Required work >> Reproduce this listing in full.

[Items listed in a dataset]
"""
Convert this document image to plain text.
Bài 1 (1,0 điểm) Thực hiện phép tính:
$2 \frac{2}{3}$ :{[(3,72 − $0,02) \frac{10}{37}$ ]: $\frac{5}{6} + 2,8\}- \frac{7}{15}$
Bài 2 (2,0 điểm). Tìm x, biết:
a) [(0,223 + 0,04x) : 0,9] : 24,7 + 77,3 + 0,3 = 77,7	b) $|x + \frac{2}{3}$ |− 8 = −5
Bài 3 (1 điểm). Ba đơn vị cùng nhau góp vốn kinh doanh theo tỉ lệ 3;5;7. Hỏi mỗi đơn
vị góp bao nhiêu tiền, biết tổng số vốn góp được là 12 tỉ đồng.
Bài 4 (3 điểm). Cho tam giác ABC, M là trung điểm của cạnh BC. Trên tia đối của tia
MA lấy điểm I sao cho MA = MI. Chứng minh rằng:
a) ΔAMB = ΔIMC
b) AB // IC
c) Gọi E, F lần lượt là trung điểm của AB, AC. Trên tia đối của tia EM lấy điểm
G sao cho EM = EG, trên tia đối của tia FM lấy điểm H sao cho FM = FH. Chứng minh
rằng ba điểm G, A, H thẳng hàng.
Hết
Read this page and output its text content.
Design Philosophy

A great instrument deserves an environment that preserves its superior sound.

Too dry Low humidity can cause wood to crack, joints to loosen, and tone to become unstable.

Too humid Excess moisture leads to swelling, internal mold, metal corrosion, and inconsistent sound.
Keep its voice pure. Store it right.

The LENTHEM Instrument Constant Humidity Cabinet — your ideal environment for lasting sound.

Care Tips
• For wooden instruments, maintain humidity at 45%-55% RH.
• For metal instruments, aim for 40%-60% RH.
"""
Written solution >>
Convert this document image to plain text.
Bài 1 (1,0 điểm) Thực hiện phép tính:
$2 \frac{2}{3}$ :{[(3,72 − $0,02) \frac{10}{37}$ ]: $\frac{5}{6} + 2,8\}- \frac{7}{15}$
Bài 2 (2,0 điểm). Tìm x, biết:
a) [(0,223 + 0,04x) : 0,9] : 24,7 + 77,3 + 0,3 = 77,7	b) $|x + \frac{2}{3}$ |− 8 = −5
Bài 3 (1 điểm). Ba đơn vị cùng nhau góp vốn kinh doanh theo tỉ lệ 3;5;7. Hỏi mỗi đơn
vị góp bao nhiêu tiền, biết tổng số vốn góp được là 12 tỉ đồng.
Bài 4 (3 điểm). Cho tam giác ABC, M là trung điểm của cạnh BC. Trên tia đối của tia
MA lấy điểm I sao cho MA = MI. Chứng minh rằng:
a) ΔAMB = ΔIMC
b) AB // IC
c) Gọi E, F lần lượt là trung điểm của AB, AC. Trên tia đối của tia EM lấy điểm
G sao cho EM = EG, trên tia đối của tia FM lấy điểm H sao cho FM = FH. Chứng minh
rằng ba điểm G, A, H thẳng hàng.
Hết
Read this page and output its text content.
Design Philosophy

A great instrument deserves an environment that preserves its superior sound.

Too dry Low humidity can cause wood to crack, joints to loosen, and tone to become unstable.

Too humid Excess moisture leads to swelling, internal mold, metal corrosion, and inconsistent sound.
Keep its voice pure. Store it right.

The LENTHEM Instrument Constant Humidity Cabinet — your ideal environment for lasting sound.

Care Tips
• For wooden instruments, maintain humidity at 45%-55% RH.
• For metal instruments, aim for 40%-60% RH.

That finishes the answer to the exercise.